_Exercise directions_:
Every line that holds "title" should be shown.
--- start of Records supplied ---
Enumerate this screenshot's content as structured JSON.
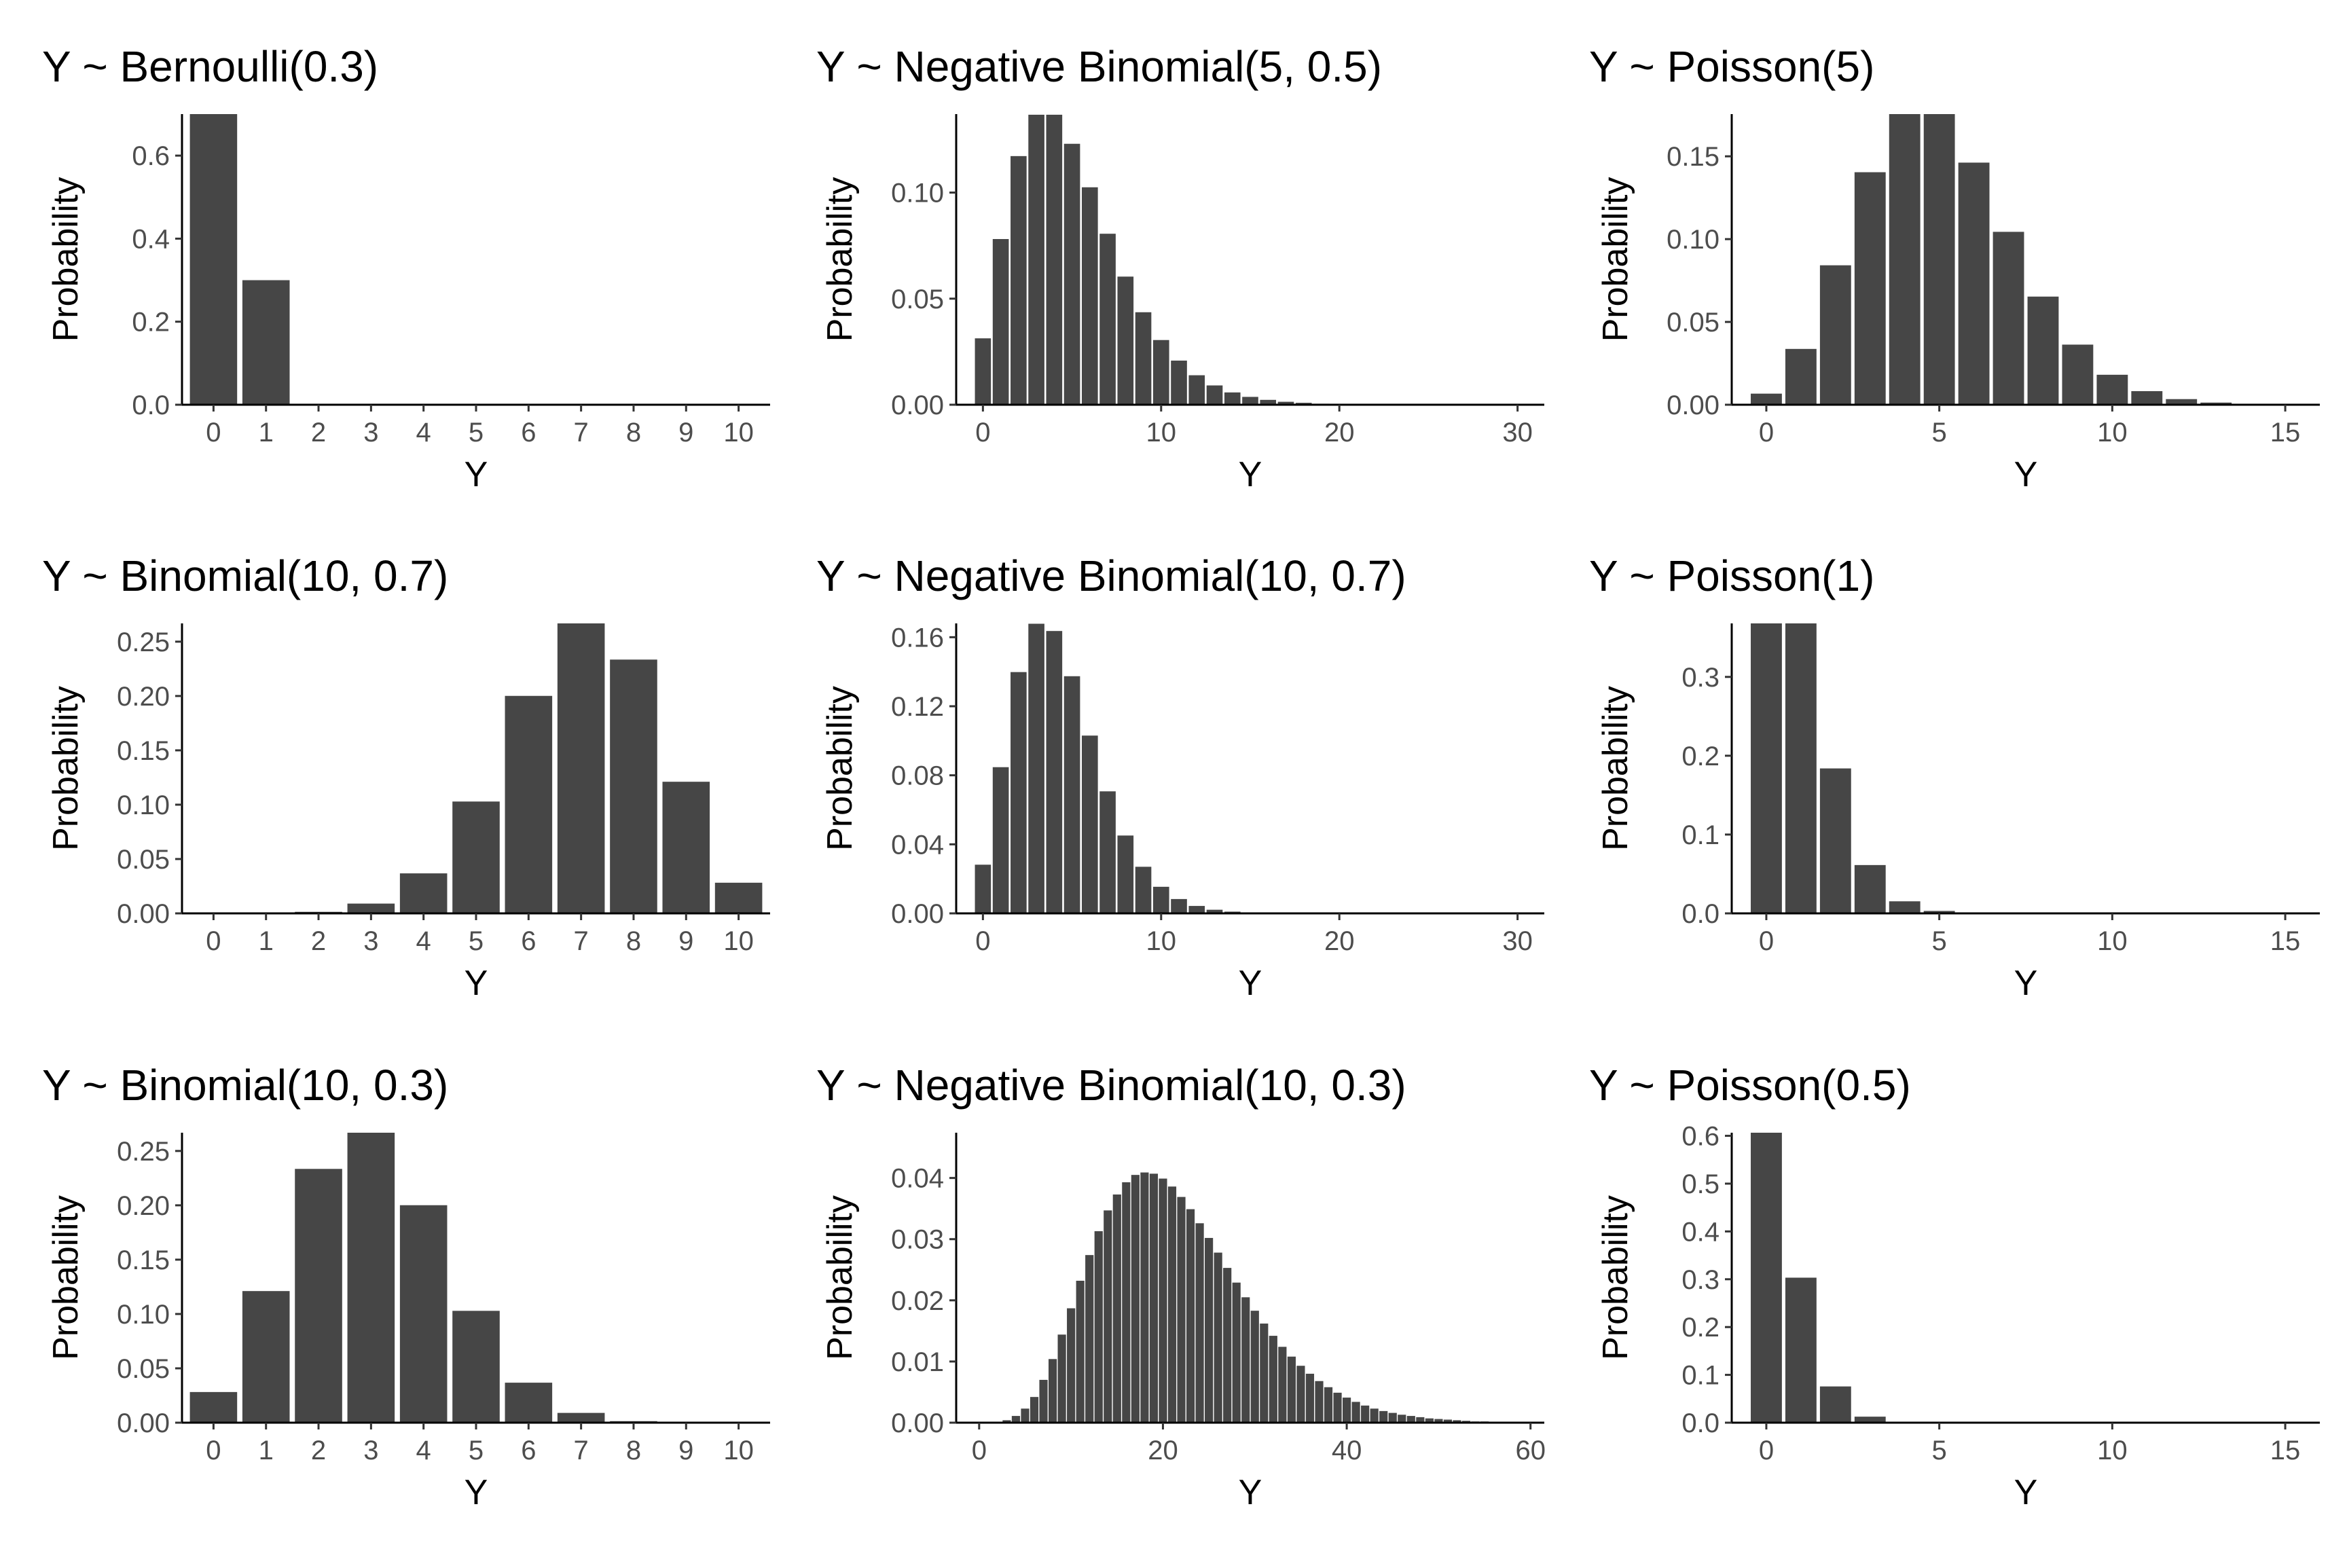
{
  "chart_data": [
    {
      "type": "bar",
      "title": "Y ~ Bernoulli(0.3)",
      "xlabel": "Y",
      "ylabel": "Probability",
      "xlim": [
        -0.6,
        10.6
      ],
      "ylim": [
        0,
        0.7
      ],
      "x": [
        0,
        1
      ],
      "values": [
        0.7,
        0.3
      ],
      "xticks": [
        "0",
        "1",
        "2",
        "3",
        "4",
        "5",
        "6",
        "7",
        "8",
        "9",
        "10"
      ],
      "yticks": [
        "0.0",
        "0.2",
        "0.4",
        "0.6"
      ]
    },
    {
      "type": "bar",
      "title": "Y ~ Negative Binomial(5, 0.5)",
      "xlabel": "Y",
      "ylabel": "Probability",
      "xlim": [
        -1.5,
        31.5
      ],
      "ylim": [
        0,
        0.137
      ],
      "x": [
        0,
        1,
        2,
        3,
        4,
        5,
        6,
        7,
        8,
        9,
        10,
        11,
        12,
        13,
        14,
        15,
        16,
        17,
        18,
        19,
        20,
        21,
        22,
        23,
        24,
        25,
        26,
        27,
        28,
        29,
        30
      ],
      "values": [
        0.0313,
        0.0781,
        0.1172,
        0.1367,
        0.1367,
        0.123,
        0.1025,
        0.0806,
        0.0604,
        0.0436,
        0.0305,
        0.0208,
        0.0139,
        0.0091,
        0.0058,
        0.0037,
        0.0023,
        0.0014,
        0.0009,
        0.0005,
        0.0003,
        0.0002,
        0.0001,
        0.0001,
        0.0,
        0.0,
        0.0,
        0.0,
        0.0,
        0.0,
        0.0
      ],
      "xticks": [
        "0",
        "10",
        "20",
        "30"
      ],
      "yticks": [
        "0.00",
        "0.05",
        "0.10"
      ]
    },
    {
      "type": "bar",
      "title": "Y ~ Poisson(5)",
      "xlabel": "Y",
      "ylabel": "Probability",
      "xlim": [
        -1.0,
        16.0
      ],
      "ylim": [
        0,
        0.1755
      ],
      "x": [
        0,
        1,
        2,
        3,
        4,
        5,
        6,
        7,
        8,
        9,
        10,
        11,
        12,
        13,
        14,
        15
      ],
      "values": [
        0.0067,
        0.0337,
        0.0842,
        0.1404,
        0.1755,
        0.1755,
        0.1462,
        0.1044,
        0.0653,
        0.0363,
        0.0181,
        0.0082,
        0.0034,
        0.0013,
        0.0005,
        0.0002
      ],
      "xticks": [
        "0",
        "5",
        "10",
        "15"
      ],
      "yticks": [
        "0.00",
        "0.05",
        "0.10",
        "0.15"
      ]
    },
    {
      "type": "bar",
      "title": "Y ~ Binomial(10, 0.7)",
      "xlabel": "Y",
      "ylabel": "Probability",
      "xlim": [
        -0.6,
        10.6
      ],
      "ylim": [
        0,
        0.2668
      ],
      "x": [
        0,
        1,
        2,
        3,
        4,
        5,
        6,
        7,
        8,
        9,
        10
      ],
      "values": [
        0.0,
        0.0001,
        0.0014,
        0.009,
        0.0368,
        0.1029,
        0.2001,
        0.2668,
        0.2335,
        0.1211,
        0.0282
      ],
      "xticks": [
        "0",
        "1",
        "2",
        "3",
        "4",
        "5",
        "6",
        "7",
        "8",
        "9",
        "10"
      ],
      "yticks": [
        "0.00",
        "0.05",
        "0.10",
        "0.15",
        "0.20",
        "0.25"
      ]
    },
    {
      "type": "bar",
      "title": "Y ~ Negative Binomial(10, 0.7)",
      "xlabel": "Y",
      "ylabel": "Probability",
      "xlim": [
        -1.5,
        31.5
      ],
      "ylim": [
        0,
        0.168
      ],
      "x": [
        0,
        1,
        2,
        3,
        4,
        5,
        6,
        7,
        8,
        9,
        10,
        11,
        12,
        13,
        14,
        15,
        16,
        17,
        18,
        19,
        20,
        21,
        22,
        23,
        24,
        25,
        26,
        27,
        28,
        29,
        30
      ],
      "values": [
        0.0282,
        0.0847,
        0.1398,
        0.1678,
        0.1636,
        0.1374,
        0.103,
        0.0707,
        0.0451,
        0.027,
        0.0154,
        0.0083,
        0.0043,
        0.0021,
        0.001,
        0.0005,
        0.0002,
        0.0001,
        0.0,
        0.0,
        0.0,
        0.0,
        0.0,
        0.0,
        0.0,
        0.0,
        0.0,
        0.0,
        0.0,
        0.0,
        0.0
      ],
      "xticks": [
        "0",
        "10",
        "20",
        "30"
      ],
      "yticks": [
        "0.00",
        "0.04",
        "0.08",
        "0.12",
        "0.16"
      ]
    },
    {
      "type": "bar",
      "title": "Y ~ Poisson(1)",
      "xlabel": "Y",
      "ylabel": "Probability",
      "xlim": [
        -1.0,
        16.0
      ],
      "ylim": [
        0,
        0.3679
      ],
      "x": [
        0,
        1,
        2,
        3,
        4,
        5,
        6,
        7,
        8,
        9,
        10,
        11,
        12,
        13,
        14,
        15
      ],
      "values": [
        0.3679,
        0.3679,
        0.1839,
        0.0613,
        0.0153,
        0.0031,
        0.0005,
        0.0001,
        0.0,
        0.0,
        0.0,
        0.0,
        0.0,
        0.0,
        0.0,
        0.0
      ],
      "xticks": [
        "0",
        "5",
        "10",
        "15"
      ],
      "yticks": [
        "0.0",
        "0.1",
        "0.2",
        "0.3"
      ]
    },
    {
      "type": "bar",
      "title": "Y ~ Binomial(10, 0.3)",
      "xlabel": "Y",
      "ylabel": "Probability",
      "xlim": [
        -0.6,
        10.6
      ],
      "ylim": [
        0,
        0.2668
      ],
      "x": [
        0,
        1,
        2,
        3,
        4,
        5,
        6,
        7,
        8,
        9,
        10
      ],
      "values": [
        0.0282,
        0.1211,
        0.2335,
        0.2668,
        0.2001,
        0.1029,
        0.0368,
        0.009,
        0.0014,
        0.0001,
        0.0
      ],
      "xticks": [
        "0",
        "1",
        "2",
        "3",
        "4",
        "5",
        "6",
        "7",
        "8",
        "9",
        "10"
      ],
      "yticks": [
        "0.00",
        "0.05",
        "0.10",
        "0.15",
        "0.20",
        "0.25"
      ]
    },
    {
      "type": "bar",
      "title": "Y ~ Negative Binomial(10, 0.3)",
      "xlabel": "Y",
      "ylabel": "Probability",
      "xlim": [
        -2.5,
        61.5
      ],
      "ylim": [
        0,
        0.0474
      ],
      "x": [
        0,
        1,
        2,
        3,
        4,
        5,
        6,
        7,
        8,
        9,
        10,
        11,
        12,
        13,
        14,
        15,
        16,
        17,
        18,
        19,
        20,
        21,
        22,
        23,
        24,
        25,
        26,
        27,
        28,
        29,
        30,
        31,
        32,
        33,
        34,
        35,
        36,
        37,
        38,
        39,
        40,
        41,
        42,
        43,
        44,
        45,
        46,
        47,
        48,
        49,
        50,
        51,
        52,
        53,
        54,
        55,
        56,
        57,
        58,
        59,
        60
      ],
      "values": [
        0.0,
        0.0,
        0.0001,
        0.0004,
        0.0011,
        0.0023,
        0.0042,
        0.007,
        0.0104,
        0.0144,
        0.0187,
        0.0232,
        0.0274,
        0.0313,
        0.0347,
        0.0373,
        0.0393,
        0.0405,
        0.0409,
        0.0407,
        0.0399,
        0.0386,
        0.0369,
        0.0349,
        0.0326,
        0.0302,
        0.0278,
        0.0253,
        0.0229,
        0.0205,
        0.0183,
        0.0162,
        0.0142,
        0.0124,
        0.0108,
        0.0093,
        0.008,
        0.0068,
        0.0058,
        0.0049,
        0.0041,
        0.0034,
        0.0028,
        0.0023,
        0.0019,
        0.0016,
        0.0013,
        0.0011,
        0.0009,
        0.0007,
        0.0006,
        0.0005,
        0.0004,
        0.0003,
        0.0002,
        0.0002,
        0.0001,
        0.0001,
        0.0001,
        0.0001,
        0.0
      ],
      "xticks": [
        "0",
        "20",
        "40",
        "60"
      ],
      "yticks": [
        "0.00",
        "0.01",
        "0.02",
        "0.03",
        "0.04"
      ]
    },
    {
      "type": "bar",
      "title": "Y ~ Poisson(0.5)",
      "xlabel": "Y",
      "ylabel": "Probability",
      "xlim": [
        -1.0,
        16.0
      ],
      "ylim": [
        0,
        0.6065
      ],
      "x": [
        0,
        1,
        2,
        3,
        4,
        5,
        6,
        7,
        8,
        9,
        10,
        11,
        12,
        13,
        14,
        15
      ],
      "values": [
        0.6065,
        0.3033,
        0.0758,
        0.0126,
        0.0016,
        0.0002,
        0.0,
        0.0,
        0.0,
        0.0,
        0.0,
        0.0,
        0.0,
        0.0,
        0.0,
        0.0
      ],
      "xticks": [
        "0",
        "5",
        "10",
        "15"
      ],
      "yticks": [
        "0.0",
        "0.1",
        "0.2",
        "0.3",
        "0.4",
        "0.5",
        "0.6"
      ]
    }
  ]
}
--- end of Records supplied ---
_Answer below_:
      "title": "Y ~ Bernoulli(0.3)",
      "title": "Y ~ Negative Binomial(5, 0.5)",
      "title": "Y ~ Poisson(5)",
      "title": "Y ~ Binomial(10, 0.7)",
      "title": "Y ~ Negative Binomial(10, 0.7)",
      "title": "Y ~ Poisson(1)",
      "title": "Y ~ Binomial(10, 0.3)",
      "title": "Y ~ Negative Binomial(10, 0.3)",
      "title": "Y ~ Poisson(0.5)",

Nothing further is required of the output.